• _What is expected_
Show only lines that include "Fitting".

— start —

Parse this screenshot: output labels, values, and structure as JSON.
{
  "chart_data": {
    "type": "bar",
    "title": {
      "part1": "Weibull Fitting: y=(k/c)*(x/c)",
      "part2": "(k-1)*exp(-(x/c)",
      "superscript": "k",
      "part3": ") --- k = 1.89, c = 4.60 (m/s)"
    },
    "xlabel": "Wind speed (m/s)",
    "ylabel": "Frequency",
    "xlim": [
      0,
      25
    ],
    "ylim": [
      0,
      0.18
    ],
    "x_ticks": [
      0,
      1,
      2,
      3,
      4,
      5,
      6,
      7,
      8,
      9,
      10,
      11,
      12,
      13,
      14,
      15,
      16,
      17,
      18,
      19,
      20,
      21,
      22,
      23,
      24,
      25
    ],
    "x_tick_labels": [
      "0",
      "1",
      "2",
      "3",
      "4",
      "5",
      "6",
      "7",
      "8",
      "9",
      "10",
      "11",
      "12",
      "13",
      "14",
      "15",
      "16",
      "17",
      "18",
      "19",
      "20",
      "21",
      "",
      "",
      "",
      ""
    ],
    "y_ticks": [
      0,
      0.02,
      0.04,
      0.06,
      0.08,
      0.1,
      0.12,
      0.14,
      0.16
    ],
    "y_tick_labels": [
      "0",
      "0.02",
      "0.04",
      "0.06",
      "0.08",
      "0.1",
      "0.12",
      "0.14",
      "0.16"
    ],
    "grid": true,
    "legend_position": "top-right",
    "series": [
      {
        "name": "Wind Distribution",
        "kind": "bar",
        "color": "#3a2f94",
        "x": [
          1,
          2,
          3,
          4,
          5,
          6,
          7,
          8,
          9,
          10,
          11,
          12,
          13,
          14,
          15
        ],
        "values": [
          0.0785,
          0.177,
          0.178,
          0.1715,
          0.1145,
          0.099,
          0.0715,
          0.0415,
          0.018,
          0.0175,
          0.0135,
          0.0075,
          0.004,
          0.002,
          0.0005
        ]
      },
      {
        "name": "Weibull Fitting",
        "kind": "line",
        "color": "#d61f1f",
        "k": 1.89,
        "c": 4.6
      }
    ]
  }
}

— end —

• _Reply_
      "part1": "Weibull Fitting: y=(k/c)*(x/c)",
        "name": "Weibull Fitting",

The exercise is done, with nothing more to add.